TO DO: Copy out each line of the data that holds the word "share".

══ INFORMATION SHOWN ══

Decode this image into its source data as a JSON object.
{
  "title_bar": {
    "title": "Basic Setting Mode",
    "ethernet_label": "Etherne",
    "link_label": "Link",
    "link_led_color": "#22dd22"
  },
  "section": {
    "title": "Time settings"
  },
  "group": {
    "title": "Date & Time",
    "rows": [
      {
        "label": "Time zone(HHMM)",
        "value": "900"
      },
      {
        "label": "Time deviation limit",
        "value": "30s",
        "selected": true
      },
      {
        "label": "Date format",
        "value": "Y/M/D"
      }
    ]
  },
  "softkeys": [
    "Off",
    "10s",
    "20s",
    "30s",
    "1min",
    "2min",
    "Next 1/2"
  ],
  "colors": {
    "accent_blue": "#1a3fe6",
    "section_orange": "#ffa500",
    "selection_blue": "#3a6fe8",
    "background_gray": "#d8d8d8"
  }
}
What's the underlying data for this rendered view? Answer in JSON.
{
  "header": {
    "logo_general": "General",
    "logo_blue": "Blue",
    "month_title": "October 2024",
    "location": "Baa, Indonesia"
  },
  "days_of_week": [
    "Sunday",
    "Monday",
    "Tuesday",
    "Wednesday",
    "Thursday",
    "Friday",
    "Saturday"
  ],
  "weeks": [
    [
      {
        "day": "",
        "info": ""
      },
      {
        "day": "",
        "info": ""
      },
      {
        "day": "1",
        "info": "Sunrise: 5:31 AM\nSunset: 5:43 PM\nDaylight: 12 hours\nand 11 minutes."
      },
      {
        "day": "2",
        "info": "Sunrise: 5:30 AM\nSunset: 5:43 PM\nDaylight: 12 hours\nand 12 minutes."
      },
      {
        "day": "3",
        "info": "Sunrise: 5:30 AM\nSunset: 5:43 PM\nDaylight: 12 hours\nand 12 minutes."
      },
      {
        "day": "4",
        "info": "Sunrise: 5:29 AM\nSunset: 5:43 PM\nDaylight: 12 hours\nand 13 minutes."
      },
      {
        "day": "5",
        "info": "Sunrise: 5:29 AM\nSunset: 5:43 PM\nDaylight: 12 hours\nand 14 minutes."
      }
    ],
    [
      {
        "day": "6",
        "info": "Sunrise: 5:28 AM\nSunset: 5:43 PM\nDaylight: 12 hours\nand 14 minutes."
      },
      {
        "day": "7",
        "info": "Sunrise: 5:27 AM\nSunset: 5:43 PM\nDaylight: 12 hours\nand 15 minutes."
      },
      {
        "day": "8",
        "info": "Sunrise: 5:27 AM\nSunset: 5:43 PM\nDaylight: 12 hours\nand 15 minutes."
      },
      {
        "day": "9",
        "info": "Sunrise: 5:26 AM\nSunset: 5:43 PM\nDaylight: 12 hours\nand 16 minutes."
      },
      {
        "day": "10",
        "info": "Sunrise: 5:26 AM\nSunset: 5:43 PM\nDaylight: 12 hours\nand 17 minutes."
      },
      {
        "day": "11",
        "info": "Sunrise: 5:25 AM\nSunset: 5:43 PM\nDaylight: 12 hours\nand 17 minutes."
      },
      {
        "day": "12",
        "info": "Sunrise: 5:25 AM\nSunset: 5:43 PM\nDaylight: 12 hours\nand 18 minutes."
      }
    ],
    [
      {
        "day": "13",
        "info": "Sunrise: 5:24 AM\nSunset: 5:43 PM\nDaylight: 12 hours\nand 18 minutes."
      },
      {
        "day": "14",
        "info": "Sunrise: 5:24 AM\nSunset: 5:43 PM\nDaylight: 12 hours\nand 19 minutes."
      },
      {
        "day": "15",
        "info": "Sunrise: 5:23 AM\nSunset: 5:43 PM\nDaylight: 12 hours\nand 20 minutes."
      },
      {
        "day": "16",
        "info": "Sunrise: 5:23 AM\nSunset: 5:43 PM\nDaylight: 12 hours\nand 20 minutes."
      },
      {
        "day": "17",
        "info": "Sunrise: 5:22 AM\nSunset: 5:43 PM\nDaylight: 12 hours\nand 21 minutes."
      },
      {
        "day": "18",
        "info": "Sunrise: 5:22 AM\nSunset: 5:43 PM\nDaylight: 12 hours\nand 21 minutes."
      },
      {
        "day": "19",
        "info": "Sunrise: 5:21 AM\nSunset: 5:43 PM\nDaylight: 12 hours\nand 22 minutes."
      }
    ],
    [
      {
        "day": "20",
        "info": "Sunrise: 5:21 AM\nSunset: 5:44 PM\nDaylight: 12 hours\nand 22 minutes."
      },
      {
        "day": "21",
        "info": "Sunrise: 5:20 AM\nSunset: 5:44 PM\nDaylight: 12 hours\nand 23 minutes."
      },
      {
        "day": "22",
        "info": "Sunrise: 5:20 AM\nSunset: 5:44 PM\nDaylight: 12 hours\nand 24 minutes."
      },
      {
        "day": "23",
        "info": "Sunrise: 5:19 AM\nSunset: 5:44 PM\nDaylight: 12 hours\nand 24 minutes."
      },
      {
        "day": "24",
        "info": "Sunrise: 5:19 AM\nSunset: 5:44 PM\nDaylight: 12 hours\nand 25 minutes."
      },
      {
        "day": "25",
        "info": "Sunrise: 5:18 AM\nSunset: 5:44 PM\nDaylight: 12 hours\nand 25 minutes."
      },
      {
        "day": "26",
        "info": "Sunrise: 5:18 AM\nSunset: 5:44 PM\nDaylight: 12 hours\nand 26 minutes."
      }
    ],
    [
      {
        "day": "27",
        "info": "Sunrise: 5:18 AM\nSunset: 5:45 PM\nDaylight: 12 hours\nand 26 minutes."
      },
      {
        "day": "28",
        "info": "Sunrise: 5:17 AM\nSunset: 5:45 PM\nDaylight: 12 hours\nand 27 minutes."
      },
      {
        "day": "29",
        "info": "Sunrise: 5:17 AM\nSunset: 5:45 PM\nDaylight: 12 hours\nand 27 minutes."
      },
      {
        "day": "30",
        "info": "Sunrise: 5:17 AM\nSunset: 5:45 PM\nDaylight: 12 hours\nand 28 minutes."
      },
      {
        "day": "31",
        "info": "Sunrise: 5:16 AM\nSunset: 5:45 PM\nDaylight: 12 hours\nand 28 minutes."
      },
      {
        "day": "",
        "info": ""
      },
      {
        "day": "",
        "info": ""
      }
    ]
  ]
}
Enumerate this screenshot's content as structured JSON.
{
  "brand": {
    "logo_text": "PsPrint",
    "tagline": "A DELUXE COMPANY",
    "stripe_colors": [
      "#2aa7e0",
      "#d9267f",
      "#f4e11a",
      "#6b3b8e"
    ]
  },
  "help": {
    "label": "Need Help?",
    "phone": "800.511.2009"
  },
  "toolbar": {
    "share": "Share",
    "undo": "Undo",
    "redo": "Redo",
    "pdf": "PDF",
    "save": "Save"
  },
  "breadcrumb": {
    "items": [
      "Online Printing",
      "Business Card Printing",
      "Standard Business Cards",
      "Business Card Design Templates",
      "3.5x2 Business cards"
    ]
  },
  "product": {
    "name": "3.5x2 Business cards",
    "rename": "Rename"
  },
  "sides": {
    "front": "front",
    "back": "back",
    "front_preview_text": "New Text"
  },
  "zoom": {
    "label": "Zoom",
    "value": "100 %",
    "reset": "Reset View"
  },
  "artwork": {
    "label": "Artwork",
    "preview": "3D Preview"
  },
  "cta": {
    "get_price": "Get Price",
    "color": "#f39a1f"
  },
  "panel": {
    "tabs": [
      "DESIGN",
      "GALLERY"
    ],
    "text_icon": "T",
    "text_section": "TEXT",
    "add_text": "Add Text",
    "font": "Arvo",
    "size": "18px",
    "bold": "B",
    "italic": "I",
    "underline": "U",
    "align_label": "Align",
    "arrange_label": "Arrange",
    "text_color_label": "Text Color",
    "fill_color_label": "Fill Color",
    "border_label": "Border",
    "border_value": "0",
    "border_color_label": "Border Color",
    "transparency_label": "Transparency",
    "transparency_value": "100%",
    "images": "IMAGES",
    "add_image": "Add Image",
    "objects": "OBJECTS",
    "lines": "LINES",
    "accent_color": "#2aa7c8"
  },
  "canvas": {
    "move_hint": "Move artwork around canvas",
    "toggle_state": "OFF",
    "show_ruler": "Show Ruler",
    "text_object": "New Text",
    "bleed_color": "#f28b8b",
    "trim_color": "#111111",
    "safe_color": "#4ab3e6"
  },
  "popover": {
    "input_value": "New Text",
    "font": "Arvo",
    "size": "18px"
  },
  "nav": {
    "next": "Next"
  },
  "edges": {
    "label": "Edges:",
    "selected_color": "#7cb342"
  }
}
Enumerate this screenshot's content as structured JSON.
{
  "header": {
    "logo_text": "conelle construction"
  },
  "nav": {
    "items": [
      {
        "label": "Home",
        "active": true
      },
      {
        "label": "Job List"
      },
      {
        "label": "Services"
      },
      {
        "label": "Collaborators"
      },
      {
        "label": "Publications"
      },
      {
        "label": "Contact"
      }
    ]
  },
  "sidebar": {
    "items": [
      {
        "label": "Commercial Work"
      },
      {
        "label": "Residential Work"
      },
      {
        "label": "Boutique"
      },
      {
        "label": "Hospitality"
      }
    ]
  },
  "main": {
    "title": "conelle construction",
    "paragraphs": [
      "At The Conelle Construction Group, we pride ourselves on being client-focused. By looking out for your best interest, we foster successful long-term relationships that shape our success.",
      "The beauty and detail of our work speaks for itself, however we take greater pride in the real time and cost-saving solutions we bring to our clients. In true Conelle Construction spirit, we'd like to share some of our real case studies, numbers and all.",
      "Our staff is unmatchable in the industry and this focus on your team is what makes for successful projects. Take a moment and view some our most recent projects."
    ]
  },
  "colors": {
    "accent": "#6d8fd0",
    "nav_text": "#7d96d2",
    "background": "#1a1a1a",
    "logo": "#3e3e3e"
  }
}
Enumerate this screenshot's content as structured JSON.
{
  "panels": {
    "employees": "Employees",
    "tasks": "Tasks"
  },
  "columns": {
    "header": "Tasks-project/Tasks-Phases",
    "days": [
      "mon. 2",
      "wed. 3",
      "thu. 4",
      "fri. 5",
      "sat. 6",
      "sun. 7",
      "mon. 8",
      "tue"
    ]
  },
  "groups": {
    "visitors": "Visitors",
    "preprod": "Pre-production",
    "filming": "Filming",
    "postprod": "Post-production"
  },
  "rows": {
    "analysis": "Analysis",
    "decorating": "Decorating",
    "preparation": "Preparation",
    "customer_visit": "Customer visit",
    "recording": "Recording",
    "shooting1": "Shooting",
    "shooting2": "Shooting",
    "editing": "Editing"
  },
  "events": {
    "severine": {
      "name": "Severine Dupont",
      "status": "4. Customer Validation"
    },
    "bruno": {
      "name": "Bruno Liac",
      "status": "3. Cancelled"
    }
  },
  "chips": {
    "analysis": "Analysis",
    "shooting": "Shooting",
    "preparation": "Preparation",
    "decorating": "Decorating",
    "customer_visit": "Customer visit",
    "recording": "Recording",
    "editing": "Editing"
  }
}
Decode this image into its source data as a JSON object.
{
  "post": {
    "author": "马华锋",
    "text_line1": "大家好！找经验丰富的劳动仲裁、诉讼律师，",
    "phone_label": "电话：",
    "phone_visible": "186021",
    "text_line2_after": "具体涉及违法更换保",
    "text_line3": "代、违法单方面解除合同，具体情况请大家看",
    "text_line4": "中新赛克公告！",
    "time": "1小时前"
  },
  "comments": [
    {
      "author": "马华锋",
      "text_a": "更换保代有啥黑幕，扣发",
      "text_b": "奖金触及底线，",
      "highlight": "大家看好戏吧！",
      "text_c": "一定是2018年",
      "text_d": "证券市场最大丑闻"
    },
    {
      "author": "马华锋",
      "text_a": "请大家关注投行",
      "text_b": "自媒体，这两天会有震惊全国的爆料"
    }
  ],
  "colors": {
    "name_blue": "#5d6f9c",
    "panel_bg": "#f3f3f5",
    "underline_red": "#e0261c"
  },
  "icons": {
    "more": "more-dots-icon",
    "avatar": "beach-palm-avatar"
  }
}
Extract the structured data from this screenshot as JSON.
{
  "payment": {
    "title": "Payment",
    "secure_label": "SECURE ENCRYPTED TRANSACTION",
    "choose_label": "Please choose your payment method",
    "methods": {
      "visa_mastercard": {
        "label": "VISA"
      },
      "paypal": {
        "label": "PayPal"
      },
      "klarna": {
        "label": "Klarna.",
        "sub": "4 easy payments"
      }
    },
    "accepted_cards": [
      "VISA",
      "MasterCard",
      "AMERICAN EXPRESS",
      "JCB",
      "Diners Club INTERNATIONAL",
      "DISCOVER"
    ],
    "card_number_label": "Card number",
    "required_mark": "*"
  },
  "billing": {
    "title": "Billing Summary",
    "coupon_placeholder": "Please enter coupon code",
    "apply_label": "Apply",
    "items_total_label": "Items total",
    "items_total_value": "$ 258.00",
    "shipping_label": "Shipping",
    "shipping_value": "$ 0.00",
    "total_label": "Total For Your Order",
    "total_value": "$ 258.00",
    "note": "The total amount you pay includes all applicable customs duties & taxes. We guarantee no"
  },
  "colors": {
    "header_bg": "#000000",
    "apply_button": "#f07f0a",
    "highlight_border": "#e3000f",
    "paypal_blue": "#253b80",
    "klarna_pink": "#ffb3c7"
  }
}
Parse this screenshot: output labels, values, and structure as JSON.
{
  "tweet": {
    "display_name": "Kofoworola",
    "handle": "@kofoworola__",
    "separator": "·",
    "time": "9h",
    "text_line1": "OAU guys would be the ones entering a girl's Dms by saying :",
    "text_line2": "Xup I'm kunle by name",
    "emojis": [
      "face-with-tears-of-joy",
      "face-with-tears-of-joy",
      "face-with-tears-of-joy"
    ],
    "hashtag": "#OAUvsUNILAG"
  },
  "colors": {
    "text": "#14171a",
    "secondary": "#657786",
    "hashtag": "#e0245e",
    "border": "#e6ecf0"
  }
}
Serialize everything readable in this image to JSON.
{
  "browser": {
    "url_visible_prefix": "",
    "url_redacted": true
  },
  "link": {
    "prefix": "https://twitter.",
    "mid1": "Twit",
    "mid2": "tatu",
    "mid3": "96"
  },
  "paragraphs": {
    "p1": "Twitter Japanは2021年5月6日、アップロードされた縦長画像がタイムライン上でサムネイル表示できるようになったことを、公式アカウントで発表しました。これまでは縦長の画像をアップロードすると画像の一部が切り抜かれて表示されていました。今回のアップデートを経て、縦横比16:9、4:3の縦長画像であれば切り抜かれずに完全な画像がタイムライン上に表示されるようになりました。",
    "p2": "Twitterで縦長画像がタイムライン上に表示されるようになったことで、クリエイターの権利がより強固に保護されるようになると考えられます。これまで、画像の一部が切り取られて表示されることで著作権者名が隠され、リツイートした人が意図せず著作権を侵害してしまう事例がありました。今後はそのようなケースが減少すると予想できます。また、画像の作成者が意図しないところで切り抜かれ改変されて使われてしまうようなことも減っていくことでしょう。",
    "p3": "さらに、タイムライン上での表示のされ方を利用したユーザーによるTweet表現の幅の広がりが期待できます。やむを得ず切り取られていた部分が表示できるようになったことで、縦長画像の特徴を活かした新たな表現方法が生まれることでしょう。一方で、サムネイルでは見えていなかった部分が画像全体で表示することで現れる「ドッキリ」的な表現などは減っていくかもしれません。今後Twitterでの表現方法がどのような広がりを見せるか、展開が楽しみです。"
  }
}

═══

EXERCISE OUTPUT:
    "share": "Share",
      "The beauty and detail of our work speaks for itself, however we take greater pride in the real time and cost-saving solutions we bring to our clients. In true Conelle Construction spirit, we'd like to share some of our real case studies, numbers and all.",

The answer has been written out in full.